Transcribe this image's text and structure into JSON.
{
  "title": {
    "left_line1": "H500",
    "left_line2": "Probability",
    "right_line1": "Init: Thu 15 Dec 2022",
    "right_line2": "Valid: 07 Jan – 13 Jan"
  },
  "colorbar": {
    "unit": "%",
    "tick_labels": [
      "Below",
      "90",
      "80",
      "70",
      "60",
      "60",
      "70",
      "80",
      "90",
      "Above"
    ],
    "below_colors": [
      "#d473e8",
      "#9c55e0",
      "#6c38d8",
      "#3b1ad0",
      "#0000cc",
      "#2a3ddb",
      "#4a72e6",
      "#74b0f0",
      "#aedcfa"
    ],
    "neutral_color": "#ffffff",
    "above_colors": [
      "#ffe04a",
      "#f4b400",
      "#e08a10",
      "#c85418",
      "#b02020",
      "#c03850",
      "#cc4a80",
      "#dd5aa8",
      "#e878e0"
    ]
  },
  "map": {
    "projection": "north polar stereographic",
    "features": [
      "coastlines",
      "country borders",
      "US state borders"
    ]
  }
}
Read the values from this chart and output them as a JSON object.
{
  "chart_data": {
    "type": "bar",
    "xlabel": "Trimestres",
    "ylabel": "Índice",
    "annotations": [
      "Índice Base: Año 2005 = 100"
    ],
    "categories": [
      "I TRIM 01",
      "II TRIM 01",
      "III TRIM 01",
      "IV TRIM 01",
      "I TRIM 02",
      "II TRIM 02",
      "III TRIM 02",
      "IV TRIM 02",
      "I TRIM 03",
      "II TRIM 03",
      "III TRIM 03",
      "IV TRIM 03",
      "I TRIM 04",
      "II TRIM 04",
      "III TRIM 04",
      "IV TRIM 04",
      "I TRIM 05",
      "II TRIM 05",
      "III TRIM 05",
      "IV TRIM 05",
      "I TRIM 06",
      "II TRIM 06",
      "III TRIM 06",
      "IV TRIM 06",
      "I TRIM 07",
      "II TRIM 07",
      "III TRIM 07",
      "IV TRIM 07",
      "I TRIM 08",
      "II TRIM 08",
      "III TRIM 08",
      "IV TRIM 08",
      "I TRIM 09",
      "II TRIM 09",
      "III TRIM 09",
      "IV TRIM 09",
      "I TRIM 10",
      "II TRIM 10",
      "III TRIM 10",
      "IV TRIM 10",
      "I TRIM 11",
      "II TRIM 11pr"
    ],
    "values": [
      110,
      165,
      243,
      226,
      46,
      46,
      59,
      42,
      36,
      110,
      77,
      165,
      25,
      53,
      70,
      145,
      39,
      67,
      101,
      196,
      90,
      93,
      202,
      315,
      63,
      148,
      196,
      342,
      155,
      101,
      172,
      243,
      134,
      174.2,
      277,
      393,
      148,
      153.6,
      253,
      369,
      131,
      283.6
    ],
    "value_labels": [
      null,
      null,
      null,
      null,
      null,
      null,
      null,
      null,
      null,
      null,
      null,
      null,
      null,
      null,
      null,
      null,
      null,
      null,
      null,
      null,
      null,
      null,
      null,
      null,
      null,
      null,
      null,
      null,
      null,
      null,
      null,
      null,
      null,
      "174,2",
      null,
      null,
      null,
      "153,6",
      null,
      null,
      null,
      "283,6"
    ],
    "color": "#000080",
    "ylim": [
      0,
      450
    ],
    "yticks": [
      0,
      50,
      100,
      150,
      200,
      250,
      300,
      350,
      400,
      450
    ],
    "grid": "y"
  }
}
★ ★ ★ ★
WHAT YOU WILL DO
Search the records for the word "JSON", then list every line that has it.

EXERCISE RESULT
Transcribe this image's text and structure into JSON.
Read the values from this chart and output them as a JSON object.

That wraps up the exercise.